- _WRITTEN EXERCISE_: Your task is to write out exactly the lines from the line containing "Extract the structured" through the end of the records, inclusive at both ends.

- _DATA LISTING_:
-----

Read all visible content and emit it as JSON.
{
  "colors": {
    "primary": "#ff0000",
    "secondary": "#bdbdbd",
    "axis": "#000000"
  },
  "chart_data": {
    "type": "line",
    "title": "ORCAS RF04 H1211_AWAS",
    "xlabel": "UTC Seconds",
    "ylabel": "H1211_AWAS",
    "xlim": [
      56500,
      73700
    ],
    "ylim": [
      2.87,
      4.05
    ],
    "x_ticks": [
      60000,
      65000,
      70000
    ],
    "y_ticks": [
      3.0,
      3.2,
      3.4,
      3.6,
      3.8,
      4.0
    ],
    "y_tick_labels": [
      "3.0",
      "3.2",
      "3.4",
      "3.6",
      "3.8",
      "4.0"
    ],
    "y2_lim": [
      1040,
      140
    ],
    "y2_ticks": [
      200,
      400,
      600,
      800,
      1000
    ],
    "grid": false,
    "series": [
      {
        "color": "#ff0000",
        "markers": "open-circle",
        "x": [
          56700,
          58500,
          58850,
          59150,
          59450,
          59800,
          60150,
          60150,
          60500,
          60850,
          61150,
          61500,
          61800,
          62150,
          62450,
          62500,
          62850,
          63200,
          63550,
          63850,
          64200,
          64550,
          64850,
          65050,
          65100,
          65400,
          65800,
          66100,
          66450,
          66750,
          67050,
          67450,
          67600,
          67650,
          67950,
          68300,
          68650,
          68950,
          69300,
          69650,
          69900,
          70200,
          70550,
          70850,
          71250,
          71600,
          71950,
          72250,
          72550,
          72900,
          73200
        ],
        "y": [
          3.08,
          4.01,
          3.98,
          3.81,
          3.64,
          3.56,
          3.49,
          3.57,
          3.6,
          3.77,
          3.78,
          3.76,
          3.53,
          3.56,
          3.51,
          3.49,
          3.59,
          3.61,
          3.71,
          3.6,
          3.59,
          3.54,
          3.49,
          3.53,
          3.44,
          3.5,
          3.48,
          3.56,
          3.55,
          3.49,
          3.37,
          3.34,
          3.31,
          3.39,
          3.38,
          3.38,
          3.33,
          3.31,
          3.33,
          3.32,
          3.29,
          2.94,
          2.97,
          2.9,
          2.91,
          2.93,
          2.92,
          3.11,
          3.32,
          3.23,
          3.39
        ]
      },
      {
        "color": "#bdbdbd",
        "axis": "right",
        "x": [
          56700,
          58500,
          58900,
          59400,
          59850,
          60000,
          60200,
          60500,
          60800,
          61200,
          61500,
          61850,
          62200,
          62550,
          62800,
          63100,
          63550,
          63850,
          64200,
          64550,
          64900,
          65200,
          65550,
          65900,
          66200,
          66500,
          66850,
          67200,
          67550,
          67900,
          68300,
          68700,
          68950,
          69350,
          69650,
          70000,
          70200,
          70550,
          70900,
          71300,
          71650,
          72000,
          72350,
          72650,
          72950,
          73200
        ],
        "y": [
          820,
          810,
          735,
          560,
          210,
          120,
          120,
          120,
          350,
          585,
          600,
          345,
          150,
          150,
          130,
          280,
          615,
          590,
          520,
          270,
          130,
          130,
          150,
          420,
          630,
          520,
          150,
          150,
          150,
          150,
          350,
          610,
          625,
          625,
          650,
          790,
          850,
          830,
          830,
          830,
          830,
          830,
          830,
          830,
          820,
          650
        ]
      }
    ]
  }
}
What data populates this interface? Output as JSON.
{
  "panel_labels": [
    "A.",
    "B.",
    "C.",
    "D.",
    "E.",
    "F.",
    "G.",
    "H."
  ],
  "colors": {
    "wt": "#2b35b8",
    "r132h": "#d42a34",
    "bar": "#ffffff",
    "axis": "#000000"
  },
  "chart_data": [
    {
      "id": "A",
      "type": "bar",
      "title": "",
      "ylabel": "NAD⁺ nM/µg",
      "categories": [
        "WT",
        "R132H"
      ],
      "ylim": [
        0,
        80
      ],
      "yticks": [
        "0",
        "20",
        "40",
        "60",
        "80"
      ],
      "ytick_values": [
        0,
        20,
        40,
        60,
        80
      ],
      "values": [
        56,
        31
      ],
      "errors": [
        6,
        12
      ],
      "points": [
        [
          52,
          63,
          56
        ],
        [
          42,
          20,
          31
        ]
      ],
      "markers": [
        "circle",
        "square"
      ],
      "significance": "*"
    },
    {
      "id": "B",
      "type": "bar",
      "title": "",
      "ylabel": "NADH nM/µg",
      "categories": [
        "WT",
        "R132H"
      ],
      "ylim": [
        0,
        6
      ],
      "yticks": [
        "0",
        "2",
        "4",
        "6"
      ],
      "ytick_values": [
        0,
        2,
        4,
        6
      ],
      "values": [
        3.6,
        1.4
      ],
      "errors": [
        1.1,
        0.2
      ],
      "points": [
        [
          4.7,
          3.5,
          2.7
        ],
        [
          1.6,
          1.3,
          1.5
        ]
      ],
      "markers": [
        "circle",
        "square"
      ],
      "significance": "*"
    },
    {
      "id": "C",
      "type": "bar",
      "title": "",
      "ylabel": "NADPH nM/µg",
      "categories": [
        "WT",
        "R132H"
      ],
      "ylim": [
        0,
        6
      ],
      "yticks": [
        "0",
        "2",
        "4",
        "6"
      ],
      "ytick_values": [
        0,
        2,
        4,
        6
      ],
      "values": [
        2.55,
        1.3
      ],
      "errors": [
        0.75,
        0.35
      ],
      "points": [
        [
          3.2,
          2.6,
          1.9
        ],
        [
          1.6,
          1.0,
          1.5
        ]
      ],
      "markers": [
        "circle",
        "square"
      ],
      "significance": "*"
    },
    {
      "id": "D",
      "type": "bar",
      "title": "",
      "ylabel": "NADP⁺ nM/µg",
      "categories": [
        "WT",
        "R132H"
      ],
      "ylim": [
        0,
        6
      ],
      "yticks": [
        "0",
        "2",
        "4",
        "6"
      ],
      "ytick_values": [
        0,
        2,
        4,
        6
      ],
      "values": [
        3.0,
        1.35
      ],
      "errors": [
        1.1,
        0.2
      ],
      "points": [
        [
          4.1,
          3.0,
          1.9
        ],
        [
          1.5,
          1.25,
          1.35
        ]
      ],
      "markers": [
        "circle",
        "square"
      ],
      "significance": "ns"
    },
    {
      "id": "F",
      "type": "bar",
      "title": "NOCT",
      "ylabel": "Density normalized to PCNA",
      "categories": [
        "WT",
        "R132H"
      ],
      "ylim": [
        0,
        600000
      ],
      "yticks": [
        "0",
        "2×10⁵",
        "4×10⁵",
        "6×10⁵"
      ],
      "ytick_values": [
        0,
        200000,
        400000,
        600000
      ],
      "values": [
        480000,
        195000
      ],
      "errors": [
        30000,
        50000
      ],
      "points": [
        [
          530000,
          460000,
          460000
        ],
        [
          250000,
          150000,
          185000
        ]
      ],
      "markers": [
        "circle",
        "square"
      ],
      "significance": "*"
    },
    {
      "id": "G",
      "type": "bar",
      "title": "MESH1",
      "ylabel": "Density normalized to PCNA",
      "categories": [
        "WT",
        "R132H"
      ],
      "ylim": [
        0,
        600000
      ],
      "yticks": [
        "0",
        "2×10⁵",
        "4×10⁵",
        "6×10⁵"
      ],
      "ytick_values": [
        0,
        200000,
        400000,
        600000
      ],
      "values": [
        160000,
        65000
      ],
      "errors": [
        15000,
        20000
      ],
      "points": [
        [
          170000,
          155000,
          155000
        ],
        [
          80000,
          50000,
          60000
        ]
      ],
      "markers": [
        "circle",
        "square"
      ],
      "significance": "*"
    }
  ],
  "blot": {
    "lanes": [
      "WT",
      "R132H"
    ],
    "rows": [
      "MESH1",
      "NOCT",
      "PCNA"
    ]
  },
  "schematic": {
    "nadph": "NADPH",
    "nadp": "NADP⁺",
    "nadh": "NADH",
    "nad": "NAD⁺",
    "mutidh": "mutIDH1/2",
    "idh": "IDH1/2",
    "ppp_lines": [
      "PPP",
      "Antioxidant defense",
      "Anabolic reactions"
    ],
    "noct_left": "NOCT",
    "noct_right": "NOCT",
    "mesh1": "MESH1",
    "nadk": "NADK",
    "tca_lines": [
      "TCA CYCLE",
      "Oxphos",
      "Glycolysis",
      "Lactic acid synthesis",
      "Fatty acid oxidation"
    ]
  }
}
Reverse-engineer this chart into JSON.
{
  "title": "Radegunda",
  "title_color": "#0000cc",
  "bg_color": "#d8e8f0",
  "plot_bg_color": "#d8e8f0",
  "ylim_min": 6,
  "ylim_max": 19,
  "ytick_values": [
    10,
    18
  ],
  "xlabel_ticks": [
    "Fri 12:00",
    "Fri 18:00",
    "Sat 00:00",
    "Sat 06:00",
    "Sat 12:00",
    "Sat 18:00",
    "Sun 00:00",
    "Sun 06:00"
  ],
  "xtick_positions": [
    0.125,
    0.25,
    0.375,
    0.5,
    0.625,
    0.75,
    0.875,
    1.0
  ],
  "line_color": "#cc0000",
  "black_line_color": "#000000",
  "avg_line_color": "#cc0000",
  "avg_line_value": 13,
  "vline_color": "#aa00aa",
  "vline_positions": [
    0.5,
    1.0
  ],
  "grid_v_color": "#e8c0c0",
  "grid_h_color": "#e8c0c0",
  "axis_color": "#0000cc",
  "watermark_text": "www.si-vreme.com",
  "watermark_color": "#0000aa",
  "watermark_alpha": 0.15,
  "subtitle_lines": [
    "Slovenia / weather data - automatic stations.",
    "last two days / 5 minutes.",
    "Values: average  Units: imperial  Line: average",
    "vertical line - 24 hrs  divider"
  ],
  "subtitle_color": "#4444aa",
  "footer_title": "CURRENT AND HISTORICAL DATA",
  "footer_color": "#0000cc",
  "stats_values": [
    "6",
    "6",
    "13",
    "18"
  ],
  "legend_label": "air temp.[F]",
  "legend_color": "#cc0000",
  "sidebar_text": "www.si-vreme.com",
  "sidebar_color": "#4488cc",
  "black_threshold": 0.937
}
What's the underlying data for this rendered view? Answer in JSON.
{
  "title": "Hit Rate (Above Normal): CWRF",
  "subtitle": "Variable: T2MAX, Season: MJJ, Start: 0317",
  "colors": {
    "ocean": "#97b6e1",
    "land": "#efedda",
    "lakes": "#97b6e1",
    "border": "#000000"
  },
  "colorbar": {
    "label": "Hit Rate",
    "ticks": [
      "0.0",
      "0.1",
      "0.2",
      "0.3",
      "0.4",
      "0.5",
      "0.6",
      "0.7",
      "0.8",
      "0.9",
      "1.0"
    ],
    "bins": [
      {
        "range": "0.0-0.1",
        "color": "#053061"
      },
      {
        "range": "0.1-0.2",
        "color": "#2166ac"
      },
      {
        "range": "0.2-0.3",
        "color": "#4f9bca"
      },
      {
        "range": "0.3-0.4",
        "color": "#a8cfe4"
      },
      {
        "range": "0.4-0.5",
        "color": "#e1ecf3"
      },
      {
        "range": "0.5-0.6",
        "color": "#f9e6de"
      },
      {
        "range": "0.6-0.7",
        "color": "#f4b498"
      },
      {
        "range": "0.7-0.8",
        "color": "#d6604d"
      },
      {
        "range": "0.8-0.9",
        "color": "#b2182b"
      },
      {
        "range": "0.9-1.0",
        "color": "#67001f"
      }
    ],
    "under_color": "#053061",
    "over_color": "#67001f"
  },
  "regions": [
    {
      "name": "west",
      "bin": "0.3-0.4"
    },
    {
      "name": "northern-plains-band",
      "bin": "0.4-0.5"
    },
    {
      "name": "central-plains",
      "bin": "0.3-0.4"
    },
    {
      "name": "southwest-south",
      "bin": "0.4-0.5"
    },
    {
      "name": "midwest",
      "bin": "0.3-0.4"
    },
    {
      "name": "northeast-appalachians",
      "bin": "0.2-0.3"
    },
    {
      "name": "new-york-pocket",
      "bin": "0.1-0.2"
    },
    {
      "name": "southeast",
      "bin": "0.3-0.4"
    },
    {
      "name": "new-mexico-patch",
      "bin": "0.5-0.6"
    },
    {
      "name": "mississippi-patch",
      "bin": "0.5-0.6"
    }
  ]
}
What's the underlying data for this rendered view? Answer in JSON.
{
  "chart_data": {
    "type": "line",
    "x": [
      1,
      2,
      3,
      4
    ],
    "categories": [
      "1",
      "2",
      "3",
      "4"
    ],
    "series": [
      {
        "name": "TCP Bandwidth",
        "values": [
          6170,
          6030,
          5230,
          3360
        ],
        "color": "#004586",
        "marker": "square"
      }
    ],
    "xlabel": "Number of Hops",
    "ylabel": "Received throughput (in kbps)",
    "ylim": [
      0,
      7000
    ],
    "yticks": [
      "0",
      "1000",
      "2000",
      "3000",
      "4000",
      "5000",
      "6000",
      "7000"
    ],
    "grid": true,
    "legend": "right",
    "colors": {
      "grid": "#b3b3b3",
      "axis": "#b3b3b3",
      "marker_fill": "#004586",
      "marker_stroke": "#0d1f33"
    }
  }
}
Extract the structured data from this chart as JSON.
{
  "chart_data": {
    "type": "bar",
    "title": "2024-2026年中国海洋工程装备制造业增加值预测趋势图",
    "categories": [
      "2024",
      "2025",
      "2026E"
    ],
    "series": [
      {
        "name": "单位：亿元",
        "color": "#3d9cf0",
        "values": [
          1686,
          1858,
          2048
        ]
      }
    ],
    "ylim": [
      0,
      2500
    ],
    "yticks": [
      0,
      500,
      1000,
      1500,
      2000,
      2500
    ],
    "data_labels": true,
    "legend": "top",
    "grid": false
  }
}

-----

- _THE SOLUTION_:
Extract the structured data from this chart as JSON.
{
  "chart_data": {
    "type": "bar",
    "title": "2024-2026年中国海洋工程装备制造业增加值预测趋势图",
    "categories": [
      "2024",
      "2025",
      "2026E"
    ],
    "series": [
      {
        "name": "单位：亿元",
        "color": "#3d9cf0",
        "values": [
          1686,
          1858,
          2048
        ]
      }
    ],
    "ylim": [
      0,
      2500
    ],
    "yticks": [
      0,
      500,
      1000,
      1500,
      2000,
      2500
    ],
    "data_labels": true,
    "legend": "top",
    "grid": false
  }
}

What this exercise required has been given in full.